• **Task set**
a) Please set down, word for word, the part of the crop insurance article between "Overall, 2019 data" and "are still unharvested.", inclusive.
b) For each statement, answer yes or no according to the crop insurance article, and quote the words from the article that decide it. (i) The forage program covered 2.2 million acres this past year. (ii) The corn rainfall insurance program paid out $17 million in claims. (iii) About 1.3 million insured acres are still unharvested.

• **Extract provided**
-*-

Unharvested crop remains an issue for Sask. crop insurance

Partial payments will be made if part of the crop was harvested and production falls below yield guarantees next spring

This past year would have been a good one to have forage rainfall insurance in Saskatchewan.

The dry spring resulted in payments to those who participated in Saskatchewan Crop Insurance Corp.’s forage program, said chief executive officer Shawn Jaques.

However, only 2.2 million acres were covered.

That was up from 1.5 million acres the previous year, but Jaques said it’s still less than 10 percent of what could be insured.

“The forage rainfall program is there to cover the lack of moisture, particularly early on in the growing season, and so we ended up paying nearly $17 million,” he told the Agricultural Producers Association of Saskatchewan’s annual meeting last fall.

That means 82 percent of those enrolled received a payment; the average payment was $9.02 per acre and the average premium was $1.72 per acre.

SCIC added 55 weather stations to its program after complaints that they were too far apart to provide adequate coverage. There is now about a 20-kilometre radius around each station, and Jaques said more stations could be added in future to provide even better coverage.

This year, 171 of the 186 stations triggered a payment.

The corn rainfall insurance program, which is similar to the forage program and covers corn used for grazing or silage, insured 44,000 acres and paid out $450,000 in claims.

Overall, 2019 data for yield and quality losses won’t be calculated until all the claims are made on crop still left out in the field. Jaques said about 1.3 million insured acres are still unharvested.

The corporation insured about 31 million acres, or 76 percent of seeded acres, collecting $578 million in premium and carrying $6.5 billion in liability.

-*-

• **Study material**
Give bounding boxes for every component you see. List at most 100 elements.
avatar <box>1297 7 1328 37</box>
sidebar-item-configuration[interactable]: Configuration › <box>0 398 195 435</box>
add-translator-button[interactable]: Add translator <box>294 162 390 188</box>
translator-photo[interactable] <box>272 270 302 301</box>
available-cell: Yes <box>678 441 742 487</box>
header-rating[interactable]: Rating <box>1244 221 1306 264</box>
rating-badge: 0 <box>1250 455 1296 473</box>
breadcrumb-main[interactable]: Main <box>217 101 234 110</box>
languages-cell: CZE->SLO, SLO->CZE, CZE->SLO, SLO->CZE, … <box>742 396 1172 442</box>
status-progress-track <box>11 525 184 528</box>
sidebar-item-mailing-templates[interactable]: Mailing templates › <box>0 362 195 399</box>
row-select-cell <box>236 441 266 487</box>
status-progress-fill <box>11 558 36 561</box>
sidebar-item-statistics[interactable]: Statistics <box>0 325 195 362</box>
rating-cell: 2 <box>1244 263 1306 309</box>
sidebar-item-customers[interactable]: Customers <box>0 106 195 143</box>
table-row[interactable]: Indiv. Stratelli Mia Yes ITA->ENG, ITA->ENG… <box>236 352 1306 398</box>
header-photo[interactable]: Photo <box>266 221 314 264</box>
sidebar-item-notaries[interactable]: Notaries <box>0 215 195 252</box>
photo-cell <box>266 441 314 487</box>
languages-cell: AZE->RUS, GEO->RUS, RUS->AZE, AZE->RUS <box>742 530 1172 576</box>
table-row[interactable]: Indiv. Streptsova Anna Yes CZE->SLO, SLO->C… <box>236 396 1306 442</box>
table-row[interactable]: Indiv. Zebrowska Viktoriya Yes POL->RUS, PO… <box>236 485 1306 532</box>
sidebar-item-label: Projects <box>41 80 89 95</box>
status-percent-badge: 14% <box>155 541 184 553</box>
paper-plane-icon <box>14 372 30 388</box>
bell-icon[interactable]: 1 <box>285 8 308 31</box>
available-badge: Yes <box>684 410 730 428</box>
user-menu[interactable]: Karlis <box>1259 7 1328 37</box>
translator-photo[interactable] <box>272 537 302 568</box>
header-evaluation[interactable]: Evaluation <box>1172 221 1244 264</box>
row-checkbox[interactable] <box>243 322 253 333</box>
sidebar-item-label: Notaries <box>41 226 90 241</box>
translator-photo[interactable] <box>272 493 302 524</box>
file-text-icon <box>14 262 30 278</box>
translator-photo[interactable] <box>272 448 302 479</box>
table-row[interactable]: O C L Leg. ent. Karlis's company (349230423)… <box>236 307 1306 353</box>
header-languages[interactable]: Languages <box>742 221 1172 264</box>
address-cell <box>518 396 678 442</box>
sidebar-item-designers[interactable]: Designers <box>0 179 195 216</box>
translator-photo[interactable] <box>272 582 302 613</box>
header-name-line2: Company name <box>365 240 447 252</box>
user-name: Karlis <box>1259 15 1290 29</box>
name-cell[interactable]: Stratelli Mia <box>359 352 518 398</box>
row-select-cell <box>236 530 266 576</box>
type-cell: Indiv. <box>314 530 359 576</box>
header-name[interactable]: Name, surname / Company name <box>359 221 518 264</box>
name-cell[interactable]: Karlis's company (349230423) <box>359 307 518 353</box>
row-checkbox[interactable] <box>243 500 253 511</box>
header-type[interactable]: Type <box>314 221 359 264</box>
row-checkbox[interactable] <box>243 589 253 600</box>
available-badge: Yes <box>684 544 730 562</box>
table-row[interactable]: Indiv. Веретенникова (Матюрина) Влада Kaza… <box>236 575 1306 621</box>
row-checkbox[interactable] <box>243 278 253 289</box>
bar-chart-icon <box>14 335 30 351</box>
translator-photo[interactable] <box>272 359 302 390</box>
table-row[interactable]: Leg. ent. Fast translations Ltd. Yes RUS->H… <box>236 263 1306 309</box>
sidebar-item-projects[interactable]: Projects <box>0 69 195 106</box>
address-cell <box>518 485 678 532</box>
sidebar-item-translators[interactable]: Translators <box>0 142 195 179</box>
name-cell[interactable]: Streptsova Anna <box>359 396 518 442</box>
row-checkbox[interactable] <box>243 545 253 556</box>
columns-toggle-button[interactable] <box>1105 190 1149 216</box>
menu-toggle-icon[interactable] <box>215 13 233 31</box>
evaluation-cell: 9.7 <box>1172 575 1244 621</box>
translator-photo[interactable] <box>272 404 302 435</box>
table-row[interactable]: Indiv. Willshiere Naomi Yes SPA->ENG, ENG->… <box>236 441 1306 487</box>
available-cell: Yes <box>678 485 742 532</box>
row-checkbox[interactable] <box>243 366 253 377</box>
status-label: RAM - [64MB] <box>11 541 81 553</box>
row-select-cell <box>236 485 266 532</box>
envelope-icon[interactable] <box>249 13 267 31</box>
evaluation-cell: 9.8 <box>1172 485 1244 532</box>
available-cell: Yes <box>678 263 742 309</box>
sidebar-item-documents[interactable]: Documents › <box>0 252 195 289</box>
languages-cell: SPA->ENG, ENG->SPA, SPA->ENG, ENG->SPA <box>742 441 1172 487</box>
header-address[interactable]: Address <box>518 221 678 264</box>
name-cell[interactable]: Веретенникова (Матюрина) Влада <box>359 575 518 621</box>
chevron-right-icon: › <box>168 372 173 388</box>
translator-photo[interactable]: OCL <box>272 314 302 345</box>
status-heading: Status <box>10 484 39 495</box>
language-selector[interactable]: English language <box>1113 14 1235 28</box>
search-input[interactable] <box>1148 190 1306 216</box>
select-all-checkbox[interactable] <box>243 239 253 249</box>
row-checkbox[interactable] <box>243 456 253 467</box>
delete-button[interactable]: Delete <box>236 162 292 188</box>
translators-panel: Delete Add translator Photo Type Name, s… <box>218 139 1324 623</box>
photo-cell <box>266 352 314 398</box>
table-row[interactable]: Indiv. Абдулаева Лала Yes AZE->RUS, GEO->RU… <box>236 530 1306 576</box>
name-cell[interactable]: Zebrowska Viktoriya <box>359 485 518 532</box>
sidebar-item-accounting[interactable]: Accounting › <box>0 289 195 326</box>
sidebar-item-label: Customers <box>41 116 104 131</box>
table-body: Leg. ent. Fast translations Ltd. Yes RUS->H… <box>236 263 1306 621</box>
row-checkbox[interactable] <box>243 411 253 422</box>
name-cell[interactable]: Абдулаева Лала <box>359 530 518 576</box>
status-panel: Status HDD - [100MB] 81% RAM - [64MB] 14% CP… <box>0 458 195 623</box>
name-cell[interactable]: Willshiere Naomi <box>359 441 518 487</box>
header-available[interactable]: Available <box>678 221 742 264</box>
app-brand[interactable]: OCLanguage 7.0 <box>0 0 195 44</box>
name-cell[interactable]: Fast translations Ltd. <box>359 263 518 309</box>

-*-

• **Task results**
a)
Overall, 2019 data for yield and quality losses won’t be calculated until all the claims are made on crop still left out in the field. Jaques said about 1.3 million insured acres are still unharvested.

b)
(i) Yes: "However, only 2.2 million acres were covered."
(ii) No: "insured 44,000 acres and paid out $450,000 in claims."
(iii) Yes: "Jaques said about 1.3 million insured acres are still unharvested."